Data entries:
--- begin ---
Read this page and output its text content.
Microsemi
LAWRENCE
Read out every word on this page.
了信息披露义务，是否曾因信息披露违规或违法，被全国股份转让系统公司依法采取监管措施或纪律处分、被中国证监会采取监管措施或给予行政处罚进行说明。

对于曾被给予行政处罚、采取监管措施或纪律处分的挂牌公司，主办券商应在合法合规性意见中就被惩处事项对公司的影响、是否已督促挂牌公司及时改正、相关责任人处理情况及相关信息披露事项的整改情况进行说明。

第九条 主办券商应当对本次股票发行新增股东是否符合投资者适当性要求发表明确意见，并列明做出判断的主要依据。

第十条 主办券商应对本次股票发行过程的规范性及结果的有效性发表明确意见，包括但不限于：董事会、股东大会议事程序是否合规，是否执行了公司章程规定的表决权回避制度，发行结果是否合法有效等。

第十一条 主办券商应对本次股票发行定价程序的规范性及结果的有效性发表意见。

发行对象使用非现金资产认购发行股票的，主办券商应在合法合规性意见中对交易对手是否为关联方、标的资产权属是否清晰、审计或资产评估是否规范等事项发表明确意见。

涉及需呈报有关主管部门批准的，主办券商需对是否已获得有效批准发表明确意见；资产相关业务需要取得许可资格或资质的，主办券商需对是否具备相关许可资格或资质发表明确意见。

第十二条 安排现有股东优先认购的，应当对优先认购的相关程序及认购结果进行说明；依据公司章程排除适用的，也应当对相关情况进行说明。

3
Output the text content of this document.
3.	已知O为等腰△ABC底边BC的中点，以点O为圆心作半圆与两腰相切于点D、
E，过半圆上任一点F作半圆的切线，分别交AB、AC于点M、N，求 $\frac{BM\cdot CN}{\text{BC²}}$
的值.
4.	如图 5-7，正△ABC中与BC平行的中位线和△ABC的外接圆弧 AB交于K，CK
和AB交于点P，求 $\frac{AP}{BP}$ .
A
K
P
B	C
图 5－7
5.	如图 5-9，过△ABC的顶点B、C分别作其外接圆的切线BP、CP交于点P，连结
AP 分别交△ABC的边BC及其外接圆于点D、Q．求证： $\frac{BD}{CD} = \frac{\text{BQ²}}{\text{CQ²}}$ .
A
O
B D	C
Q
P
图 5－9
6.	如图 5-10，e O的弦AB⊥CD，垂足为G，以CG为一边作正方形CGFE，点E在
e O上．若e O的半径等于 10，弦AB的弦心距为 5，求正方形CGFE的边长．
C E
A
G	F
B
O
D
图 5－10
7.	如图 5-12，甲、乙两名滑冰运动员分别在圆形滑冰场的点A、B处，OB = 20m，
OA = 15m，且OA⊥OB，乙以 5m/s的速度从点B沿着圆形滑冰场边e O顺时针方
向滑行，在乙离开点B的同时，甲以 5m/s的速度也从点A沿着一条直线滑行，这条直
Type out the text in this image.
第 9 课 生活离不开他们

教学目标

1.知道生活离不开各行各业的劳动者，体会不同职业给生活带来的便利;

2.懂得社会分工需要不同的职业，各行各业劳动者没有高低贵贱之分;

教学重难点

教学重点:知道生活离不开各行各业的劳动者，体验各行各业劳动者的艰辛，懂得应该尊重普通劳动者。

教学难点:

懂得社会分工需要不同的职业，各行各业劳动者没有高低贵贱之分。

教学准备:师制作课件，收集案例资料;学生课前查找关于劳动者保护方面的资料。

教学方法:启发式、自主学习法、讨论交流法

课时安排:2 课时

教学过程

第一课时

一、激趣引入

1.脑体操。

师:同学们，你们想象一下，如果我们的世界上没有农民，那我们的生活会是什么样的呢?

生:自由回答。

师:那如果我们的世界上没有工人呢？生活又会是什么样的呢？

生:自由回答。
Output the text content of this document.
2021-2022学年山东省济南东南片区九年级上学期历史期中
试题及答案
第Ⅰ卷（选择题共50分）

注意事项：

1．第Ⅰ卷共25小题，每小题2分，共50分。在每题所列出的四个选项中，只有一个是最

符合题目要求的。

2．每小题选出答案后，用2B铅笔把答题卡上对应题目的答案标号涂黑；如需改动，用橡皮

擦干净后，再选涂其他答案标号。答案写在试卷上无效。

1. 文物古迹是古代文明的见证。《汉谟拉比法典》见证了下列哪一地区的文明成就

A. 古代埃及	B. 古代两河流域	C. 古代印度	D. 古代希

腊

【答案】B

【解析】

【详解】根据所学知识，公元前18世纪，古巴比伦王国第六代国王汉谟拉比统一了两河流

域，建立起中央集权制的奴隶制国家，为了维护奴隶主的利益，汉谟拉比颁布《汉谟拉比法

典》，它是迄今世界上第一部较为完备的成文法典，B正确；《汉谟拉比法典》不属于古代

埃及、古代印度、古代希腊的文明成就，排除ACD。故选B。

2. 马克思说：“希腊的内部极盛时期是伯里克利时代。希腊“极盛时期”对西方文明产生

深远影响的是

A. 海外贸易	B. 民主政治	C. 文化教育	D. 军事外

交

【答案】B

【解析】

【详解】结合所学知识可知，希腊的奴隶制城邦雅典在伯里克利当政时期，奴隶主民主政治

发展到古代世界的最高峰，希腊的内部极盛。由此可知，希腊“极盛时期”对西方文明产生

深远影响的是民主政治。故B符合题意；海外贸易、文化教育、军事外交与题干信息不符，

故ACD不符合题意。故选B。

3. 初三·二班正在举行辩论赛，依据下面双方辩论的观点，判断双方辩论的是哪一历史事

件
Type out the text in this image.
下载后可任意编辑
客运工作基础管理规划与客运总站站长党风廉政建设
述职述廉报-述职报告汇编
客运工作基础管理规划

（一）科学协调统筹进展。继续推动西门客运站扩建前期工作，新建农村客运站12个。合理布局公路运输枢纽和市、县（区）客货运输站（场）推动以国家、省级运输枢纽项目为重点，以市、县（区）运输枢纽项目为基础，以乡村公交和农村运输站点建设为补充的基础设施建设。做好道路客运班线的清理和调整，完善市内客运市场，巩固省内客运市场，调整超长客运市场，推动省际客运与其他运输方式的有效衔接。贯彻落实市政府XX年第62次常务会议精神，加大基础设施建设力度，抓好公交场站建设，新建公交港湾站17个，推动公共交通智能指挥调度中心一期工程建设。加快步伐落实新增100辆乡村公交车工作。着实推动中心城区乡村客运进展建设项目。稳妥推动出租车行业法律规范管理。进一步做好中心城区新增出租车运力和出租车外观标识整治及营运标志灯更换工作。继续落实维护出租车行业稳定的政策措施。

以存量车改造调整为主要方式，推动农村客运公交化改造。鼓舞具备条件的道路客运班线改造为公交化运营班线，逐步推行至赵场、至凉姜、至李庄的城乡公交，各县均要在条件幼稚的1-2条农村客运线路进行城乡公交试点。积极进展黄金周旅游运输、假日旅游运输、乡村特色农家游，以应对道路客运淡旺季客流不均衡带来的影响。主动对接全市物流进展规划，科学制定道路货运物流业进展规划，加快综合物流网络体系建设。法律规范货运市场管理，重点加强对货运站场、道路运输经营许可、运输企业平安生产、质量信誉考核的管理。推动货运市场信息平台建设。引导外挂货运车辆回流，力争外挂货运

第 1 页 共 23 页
--- end ---
*EXERCISE PROMPT*
Set every line of the listing down word for word.

*SOLUTION TO THIS EXERCISE*
Read this page and output its text content.
Microsemi
LAWRENCE
Read out every word on this page.
了信息披露义务，是否曾因信息披露违规或违法，被全国股份转让系统公司依法采取监管措施或纪律处分、被中国证监会采取监管措施或给予行政处罚进行说明。

对于曾被给予行政处罚、采取监管措施或纪律处分的挂牌公司，主办券商应在合法合规性意见中就被惩处事项对公司的影响、是否已督促挂牌公司及时改正、相关责任人处理情况及相关信息披露事项的整改情况进行说明。

第九条 主办券商应当对本次股票发行新增股东是否符合投资者适当性要求发表明确意见，并列明做出判断的主要依据。

第十条 主办券商应对本次股票发行过程的规范性及结果的有效性发表明确意见，包括但不限于：董事会、股东大会议事程序是否合规，是否执行了公司章程规定的表决权回避制度，发行结果是否合法有效等。

第十一条 主办券商应对本次股票发行定价程序的规范性及结果的有效性发表意见。

发行对象使用非现金资产认购发行股票的，主办券商应在合法合规性意见中对交易对手是否为关联方、标的资产权属是否清晰、审计或资产评估是否规范等事项发表明确意见。

涉及需呈报有关主管部门批准的，主办券商需对是否已获得有效批准发表明确意见；资产相关业务需要取得许可资格或资质的，主办券商需对是否具备相关许可资格或资质发表明确意见。

第十二条 安排现有股东优先认购的，应当对优先认购的相关程序及认购结果进行说明；依据公司章程排除适用的，也应当对相关情况进行说明。

3
Output the text content of this document.
3.	已知O为等腰△ABC底边BC的中点，以点O为圆心作半圆与两腰相切于点D、
E，过半圆上任一点F作半圆的切线，分别交AB、AC于点M、N，求 $\frac{BM\cdot CN}{\text{BC²}}$
的值.
4.	如图 5-7，正△ABC中与BC平行的中位线和△ABC的外接圆弧 AB交于K，CK
和AB交于点P，求 $\frac{AP}{BP}$ .
A
K
P
B	C
图 5－7
5.	如图 5-9，过△ABC的顶点B、C分别作其外接圆的切线BP、CP交于点P，连结
AP 分别交△ABC的边BC及其外接圆于点D、Q．求证： $\frac{BD}{CD} = \frac{\text{BQ²}}{\text{CQ²}}$ .
A
O
B D	C
Q
P
图 5－9
6.	如图 5-10，e O的弦AB⊥CD，垂足为G，以CG为一边作正方形CGFE，点E在
e O上．若e O的半径等于 10，弦AB的弦心距为 5，求正方形CGFE的边长．
C E
A
G	F
B
O
D
图 5－10
7.	如图 5-12，甲、乙两名滑冰运动员分别在圆形滑冰场的点A、B处，OB = 20m，
OA = 15m，且OA⊥OB，乙以 5m/s的速度从点B沿着圆形滑冰场边e O顺时针方
向滑行，在乙离开点B的同时，甲以 5m/s的速度也从点A沿着一条直线滑行，这条直
Type out the text in this image.
第 9 课 生活离不开他们

教学目标

1.知道生活离不开各行各业的劳动者，体会不同职业给生活带来的便利;

2.懂得社会分工需要不同的职业，各行各业劳动者没有高低贵贱之分;

教学重难点

教学重点:知道生活离不开各行各业的劳动者，体验各行各业劳动者的艰辛，懂得应该尊重普通劳动者。

教学难点:

懂得社会分工需要不同的职业，各行各业劳动者没有高低贵贱之分。

教学准备:师制作课件，收集案例资料;学生课前查找关于劳动者保护方面的资料。

教学方法:启发式、自主学习法、讨论交流法

课时安排:2 课时

教学过程

第一课时

一、激趣引入

1.脑体操。

师:同学们，你们想象一下，如果我们的世界上没有农民，那我们的生活会是什么样的呢?

生:自由回答。

师:那如果我们的世界上没有工人呢？生活又会是什么样的呢？

生:自由回答。
Output the text content of this document.
2021-2022学年山东省济南东南片区九年级上学期历史期中
试题及答案
第Ⅰ卷（选择题共50分）

注意事项：

1．第Ⅰ卷共25小题，每小题2分，共50分。在每题所列出的四个选项中，只有一个是最

符合题目要求的。

2．每小题选出答案后，用2B铅笔把答题卡上对应题目的答案标号涂黑；如需改动，用橡皮

擦干净后，再选涂其他答案标号。答案写在试卷上无效。

1. 文物古迹是古代文明的见证。《汉谟拉比法典》见证了下列哪一地区的文明成就

A. 古代埃及	B. 古代两河流域	C. 古代印度	D. 古代希

腊

【答案】B

【解析】

【详解】根据所学知识，公元前18世纪，古巴比伦王国第六代国王汉谟拉比统一了两河流

域，建立起中央集权制的奴隶制国家，为了维护奴隶主的利益，汉谟拉比颁布《汉谟拉比法

典》，它是迄今世界上第一部较为完备的成文法典，B正确；《汉谟拉比法典》不属于古代

埃及、古代印度、古代希腊的文明成就，排除ACD。故选B。

2. 马克思说：“希腊的内部极盛时期是伯里克利时代。希腊“极盛时期”对西方文明产生

深远影响的是

A. 海外贸易	B. 民主政治	C. 文化教育	D. 军事外

交

【答案】B

【解析】

【详解】结合所学知识可知，希腊的奴隶制城邦雅典在伯里克利当政时期，奴隶主民主政治

发展到古代世界的最高峰，希腊的内部极盛。由此可知，希腊“极盛时期”对西方文明产生

深远影响的是民主政治。故B符合题意；海外贸易、文化教育、军事外交与题干信息不符，

故ACD不符合题意。故选B。

3. 初三·二班正在举行辩论赛，依据下面双方辩论的观点，判断双方辩论的是哪一历史事

件
Type out the text in this image.
下载后可任意编辑
客运工作基础管理规划与客运总站站长党风廉政建设
述职述廉报-述职报告汇编
客运工作基础管理规划

（一）科学协调统筹进展。继续推动西门客运站扩建前期工作，新建农村客运站12个。合理布局公路运输枢纽和市、县（区）客货运输站（场）推动以国家、省级运输枢纽项目为重点，以市、县（区）运输枢纽项目为基础，以乡村公交和农村运输站点建设为补充的基础设施建设。做好道路客运班线的清理和调整，完善市内客运市场，巩固省内客运市场，调整超长客运市场，推动省际客运与其他运输方式的有效衔接。贯彻落实市政府XX年第62次常务会议精神，加大基础设施建设力度，抓好公交场站建设，新建公交港湾站17个，推动公共交通智能指挥调度中心一期工程建设。加快步伐落实新增100辆乡村公交车工作。着实推动中心城区乡村客运进展建设项目。稳妥推动出租车行业法律规范管理。进一步做好中心城区新增出租车运力和出租车外观标识整治及营运标志灯更换工作。继续落实维护出租车行业稳定的政策措施。

以存量车改造调整为主要方式，推动农村客运公交化改造。鼓舞具备条件的道路客运班线改造为公交化运营班线，逐步推行至赵场、至凉姜、至李庄的城乡公交，各县均要在条件幼稚的1-2条农村客运线路进行城乡公交试点。积极进展黄金周旅游运输、假日旅游运输、乡村特色农家游，以应对道路客运淡旺季客流不均衡带来的影响。主动对接全市物流进展规划，科学制定道路货运物流业进展规划，加快综合物流网络体系建设。法律规范货运市场管理，重点加强对货运站场、道路运输经营许可、运输企业平安生产、质量信誉考核的管理。推动货运市场信息平台建设。引导外挂货运车辆回流，力争外挂货运

第 1 页 共 23 页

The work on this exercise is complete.